### Problem statement
Search the material below for the word "知られざる真実". Copy every line that has it.

### Provided records
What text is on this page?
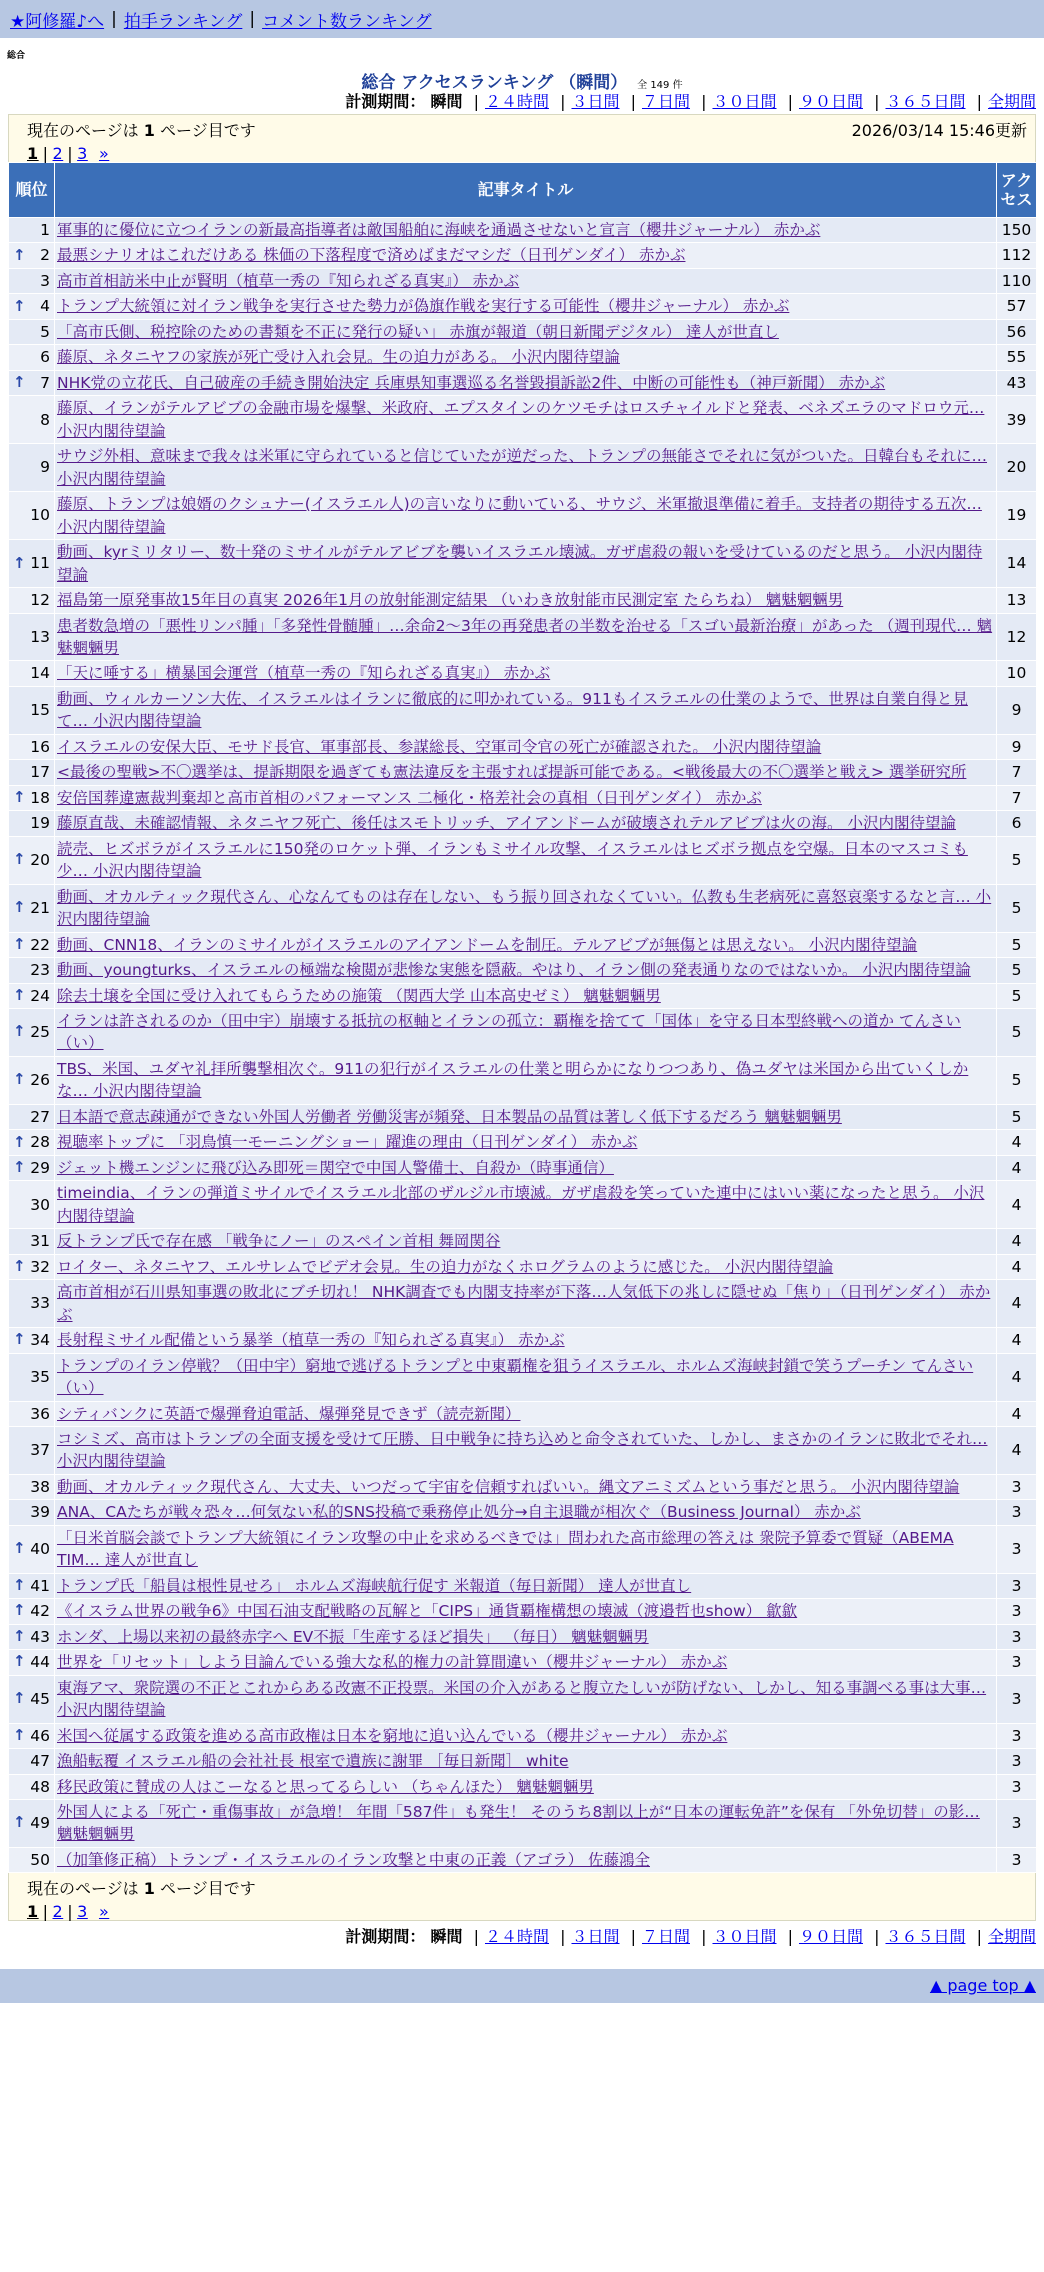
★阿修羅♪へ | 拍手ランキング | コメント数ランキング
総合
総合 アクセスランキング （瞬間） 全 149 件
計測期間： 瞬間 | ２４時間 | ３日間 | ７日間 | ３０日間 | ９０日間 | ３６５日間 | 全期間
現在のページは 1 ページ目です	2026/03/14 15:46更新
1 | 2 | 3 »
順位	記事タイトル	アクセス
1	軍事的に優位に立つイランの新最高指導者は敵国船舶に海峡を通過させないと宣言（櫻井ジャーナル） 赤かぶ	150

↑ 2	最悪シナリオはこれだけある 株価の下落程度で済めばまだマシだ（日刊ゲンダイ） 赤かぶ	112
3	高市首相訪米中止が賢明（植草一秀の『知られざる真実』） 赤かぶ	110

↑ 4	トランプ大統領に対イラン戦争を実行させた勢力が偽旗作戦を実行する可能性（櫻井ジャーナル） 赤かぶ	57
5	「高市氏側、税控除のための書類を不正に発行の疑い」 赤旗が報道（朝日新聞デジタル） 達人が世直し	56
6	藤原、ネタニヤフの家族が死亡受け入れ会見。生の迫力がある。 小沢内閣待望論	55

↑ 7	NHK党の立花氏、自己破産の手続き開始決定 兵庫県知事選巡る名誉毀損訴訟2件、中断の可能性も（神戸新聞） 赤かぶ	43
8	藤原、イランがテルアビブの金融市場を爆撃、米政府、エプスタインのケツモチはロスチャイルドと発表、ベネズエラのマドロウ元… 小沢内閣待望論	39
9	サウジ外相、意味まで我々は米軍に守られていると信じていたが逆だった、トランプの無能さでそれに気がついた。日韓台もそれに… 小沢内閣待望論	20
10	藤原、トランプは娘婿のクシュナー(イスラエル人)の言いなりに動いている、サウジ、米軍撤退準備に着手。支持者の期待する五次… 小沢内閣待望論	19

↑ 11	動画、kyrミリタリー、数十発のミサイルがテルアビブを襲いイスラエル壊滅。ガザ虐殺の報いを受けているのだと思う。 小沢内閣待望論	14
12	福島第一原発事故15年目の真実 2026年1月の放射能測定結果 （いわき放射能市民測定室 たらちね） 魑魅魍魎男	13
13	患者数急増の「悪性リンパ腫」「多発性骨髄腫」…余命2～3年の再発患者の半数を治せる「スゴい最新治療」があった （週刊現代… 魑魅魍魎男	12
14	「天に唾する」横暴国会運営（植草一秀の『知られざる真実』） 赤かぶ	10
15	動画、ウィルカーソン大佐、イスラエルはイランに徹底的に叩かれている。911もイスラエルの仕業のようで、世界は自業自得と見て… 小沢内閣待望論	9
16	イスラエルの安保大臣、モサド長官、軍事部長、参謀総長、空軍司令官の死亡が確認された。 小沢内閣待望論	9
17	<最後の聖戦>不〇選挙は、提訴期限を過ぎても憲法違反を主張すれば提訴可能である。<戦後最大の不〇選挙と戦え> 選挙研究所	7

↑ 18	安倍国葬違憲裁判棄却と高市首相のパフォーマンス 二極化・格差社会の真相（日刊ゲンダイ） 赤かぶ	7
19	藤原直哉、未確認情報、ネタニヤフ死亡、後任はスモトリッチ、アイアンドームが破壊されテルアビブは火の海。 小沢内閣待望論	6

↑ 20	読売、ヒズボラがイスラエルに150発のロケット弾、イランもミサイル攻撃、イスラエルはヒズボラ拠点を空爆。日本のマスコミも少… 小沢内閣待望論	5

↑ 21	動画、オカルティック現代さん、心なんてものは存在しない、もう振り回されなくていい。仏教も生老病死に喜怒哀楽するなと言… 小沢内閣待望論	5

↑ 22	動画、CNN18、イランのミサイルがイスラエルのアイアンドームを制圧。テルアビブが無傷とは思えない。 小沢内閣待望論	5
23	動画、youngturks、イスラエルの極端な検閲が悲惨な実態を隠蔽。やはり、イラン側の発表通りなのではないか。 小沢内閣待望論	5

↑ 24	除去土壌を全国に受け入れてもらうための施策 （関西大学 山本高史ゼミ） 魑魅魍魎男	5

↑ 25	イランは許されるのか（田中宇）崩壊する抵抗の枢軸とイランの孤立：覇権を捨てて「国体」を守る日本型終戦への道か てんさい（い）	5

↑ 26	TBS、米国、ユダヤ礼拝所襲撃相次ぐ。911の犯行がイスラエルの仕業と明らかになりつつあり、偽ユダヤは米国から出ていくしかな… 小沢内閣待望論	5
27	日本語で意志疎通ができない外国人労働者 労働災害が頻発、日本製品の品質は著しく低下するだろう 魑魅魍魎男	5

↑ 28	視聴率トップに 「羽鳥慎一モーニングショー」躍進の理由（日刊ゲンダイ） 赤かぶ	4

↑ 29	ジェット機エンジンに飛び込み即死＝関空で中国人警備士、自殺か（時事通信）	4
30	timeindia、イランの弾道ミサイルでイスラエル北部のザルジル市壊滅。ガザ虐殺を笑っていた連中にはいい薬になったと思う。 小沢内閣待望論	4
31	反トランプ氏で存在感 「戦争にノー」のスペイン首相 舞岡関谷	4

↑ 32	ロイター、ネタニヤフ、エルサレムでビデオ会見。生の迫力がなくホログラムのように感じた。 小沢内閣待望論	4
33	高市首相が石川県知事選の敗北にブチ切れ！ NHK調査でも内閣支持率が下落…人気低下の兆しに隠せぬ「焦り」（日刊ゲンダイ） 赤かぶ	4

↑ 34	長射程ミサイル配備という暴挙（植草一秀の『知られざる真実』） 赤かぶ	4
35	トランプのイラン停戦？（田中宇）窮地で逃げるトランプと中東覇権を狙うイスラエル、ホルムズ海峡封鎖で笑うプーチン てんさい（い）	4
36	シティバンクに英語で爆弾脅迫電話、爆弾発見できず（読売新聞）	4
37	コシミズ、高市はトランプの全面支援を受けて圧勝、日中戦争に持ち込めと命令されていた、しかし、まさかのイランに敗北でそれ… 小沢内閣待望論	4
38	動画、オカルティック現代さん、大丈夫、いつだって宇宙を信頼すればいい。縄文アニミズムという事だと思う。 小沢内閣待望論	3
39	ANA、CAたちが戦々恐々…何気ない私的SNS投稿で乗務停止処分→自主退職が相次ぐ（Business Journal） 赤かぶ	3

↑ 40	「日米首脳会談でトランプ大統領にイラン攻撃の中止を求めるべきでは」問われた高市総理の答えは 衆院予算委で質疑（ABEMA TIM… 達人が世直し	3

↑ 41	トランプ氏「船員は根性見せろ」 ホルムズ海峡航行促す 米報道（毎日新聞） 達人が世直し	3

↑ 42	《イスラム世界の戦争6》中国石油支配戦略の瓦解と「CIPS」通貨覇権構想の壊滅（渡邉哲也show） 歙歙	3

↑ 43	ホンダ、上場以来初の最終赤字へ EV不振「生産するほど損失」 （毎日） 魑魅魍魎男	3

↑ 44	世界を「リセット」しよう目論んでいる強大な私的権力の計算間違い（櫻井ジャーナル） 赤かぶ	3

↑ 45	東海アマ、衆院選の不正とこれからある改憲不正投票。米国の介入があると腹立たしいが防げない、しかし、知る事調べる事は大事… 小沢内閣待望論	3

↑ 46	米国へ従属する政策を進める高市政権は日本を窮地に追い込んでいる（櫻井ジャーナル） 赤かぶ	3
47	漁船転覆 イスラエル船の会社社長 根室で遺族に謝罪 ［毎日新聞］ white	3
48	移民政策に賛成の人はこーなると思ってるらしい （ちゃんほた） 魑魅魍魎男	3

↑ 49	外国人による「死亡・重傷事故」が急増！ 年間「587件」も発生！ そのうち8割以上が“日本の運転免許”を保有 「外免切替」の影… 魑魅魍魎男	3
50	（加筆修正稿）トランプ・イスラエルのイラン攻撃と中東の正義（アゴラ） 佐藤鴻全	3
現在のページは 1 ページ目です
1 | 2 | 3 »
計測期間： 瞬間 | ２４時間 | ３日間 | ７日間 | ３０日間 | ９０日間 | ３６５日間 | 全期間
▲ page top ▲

### Solution for this task
3	高市首相訪米中止が賢明（植草一秀の『知られざる真実』） 赤かぶ	110
14	「天に唾する」横暴国会運営（植草一秀の『知られざる真実』） 赤かぶ	10
↑ 34	長射程ミサイル配備という暴挙（植草一秀の『知られざる真実』） 赤かぶ	4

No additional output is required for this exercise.